WHAT YOU HAVE TO DO = Return all lines in the material below that contain "Week".

Dataset records
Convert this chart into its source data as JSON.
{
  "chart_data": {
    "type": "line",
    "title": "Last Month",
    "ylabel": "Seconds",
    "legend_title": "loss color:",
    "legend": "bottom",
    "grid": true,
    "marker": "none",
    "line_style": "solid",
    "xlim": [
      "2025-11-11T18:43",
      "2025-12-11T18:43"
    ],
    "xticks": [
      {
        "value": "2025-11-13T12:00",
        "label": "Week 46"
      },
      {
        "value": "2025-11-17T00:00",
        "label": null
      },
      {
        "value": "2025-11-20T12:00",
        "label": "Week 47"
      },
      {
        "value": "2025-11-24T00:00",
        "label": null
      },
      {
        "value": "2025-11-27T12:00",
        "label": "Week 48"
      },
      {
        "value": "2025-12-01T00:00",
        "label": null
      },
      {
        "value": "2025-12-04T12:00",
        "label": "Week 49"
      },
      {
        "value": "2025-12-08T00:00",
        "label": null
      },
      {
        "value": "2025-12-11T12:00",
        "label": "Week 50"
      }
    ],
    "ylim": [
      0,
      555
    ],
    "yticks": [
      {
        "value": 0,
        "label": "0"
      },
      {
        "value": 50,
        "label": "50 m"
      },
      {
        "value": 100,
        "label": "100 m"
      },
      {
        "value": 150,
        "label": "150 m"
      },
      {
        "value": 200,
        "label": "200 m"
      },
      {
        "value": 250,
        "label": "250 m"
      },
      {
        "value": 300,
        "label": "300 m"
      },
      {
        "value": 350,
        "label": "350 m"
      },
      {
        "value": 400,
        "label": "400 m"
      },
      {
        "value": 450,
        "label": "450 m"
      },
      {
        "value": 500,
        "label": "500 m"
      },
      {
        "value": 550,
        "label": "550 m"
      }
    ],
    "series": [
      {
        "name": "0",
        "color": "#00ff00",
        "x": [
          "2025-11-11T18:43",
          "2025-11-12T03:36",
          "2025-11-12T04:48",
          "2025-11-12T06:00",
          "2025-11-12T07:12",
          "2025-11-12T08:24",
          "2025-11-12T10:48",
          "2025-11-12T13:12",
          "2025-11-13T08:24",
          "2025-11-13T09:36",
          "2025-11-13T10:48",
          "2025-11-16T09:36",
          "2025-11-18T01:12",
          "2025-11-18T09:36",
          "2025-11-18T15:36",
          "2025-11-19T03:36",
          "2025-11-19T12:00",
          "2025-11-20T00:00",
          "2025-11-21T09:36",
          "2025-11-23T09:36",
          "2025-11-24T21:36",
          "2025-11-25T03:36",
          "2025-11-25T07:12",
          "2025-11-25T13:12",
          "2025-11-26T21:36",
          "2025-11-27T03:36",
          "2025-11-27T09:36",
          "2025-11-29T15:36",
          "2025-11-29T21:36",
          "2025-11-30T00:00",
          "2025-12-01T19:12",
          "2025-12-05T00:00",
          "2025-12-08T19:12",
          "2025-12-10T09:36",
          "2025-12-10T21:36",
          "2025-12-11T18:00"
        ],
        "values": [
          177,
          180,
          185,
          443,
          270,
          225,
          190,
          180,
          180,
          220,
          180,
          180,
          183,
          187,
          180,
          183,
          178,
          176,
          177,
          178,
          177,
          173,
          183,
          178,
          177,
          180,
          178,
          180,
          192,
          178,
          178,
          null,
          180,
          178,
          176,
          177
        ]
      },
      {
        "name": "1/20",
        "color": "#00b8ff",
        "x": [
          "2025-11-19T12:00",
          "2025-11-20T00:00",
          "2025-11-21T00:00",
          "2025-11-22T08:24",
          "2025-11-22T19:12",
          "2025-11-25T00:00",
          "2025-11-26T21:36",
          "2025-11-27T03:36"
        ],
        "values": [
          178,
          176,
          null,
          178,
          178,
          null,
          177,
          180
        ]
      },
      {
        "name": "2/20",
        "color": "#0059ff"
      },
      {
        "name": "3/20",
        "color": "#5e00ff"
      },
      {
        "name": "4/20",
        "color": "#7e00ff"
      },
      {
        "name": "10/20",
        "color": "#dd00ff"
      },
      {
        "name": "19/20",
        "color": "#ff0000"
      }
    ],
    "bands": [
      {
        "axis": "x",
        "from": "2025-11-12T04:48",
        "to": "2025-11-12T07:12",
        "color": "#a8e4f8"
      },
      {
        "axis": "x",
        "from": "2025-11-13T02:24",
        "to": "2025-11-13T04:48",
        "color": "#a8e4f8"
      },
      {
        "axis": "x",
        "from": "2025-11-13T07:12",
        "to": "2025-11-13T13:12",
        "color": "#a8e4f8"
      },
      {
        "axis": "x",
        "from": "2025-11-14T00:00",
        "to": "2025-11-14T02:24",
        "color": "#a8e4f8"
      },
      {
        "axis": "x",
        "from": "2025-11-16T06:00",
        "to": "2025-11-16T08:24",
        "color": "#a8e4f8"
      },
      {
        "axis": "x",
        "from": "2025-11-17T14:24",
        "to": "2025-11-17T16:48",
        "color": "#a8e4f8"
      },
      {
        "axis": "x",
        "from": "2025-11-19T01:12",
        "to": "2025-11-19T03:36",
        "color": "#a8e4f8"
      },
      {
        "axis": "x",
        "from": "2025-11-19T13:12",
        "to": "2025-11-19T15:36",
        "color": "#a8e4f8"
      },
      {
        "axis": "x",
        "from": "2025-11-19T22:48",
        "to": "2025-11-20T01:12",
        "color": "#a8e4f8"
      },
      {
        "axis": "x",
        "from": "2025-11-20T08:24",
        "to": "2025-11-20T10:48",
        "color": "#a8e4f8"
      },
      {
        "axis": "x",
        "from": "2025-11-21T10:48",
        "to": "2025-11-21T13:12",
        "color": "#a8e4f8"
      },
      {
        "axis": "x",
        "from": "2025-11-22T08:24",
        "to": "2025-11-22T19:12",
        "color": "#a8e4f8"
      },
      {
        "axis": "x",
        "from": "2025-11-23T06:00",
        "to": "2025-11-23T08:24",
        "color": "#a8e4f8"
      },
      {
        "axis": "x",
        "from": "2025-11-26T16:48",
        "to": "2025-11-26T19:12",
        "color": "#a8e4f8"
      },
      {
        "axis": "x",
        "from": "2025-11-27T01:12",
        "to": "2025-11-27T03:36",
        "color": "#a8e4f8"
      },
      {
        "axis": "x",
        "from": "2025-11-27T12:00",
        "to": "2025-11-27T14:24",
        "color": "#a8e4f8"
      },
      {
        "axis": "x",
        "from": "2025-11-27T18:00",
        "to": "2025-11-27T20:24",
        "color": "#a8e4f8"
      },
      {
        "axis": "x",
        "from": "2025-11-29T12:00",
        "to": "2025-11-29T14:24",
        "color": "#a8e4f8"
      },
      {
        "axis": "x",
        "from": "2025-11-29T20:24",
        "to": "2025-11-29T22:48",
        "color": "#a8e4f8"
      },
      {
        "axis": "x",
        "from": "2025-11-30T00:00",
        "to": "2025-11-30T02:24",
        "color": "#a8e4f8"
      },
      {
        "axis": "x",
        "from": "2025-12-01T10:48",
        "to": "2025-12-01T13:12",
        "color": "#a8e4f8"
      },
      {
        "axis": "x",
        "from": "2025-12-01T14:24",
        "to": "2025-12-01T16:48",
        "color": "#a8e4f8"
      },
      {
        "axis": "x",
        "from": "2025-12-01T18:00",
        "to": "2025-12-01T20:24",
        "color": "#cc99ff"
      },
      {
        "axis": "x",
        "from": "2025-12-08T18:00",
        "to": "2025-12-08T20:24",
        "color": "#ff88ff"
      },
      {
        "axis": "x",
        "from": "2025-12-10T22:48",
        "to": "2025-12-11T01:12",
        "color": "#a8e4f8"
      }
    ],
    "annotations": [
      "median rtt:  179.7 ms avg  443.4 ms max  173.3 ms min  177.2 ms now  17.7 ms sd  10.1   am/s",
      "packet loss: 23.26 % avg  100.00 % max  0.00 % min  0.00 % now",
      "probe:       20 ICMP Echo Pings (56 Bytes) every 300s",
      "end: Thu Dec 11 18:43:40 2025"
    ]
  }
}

SOLUTION TO THIS EXERCISE =
        "label": "Week 46"
        "label": "Week 47"
        "label": "Week 48"
        "label": "Week 49"
        "label": "Week 50"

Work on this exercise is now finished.